Given task 1: In the sabbatical guide, which page is described as the gating constraint on most sabbaticals?

-- START Text block --

This page evolves. Every few weeks, drop a quick note about how your thinking is shifting. Voice is the right tool — walk around the block and talk for two minutes. Audio recording in-app gives you a transcript with speaker labels. The transcript drops on the page; the agent can summarize the evolution: *"Across the last three months of my Why notes, what's stayed consistent and what's changed?"*

Surprisingly often, the *Why* page changes the whole plan. A sabbatical you thought was about travel turns out to be about a writing project. A sabbatical you thought was about rest turns out to be about deciding whether to leave the job entirely. Better to find out at month two than month nine.

## Finances — the runway, the cushion, and the comeback

The *Finances* page is the gating constraint on most sabbaticals. An inline database via the `:::database:::` directive captures the picture: account, current balance, monthly burn assumed during sabbatical, runway months, notes.

For the runway calculation specifically, keep a simple spreadsheet in prose form: estimated monthly expenses (rent or mortgage, food, healthcare premium, travel, miscellaneous), buffer for surprises, total monthly burn, savings on hand, runway in months. The agent can update it. *"Bump healthcare premium to $X/month — COBRA quote came in higher than I expected."* Recalculates.

For the comeback specifically — what your finances look like the week you go back to work — keep notes on whether you're returning to your old job, looking for a new one, freelancing for a few months, or doing something else. Each option has a different runway profile. The agent can pull the comparison: *"What runway do I need under each comeback scenario, and which one am I closest to having?"*

For tax-year-specific moves you might make during the sabbatical (lower-income year for Roth conversions, etc.), [How to Use AI Notes for Tax Season Preparation](/guides/personal-life/tax-season-preparation-ai-notes/) covers the tax-side workflow that pairs with this.

## Employer conversation — what you're going to ask for and how

For sabbaticals from a current employer (paid, unpaid, formal program, informal arrangement), the *Employer conversation* page is the one you'll re-read most often as the date approaches.

What you're asking for: paid or unpaid, length, formal leave or resignation, return guarantee, what happens to benefits and equity vesting. Why it's a good deal for the employer too: continuity plan, knowledge transfer, what you'll come back better at. What you're prepared to compromise on. The fallback if the answer's no.

-- END Text block --

Given task 2: Render the rows below, from the first one through the line containing "x-axis-title: Added amount", as a numbered list, leaving out any blank lines.

-- START Provided entries --

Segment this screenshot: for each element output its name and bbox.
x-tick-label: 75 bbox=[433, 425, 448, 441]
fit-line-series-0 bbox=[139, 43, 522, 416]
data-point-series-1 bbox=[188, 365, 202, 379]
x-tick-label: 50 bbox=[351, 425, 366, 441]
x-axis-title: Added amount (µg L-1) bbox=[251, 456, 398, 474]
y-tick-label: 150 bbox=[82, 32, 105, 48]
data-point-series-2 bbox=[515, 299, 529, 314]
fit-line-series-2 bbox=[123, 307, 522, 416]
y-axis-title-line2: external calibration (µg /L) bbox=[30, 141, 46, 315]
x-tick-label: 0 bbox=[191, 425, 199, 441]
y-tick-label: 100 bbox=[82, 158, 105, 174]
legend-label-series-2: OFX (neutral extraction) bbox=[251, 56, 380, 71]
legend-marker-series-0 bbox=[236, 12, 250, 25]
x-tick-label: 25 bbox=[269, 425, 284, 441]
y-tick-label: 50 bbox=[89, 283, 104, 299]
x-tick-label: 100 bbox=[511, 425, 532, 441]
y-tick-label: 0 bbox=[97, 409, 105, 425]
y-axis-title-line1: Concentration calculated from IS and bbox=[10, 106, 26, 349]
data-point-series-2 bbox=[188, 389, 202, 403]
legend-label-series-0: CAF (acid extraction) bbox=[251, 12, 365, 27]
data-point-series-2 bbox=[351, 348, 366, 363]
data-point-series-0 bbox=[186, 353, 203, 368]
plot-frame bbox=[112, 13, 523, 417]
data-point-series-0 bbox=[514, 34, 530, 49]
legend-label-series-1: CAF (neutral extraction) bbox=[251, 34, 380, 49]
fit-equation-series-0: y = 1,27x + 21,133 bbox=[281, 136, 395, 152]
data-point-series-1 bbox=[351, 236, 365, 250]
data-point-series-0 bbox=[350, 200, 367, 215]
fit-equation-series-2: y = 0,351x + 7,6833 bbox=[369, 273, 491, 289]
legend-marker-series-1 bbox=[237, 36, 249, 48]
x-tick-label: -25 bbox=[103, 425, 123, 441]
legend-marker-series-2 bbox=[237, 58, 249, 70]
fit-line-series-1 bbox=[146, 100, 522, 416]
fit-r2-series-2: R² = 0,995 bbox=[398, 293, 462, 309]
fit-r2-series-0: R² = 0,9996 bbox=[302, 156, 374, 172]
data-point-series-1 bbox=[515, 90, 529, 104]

-- END Provided entries --

Written answer 1: The Finances page.

Written answer 2:
1. Segment this screenshot: for each element output its name and bbox.
2. x-tick-label: 75 bbox=[433, 425, 448, 441]
3. fit-line-series-0 bbox=[139, 43, 522, 416]
4. data-point-series-1 bbox=[188, 365, 202, 379]
5. x-tick-label: 50 bbox=[351, 425, 366, 441]
6. x-axis-title: Added amount (µg L-1) bbox=[251, 456, 398, 474]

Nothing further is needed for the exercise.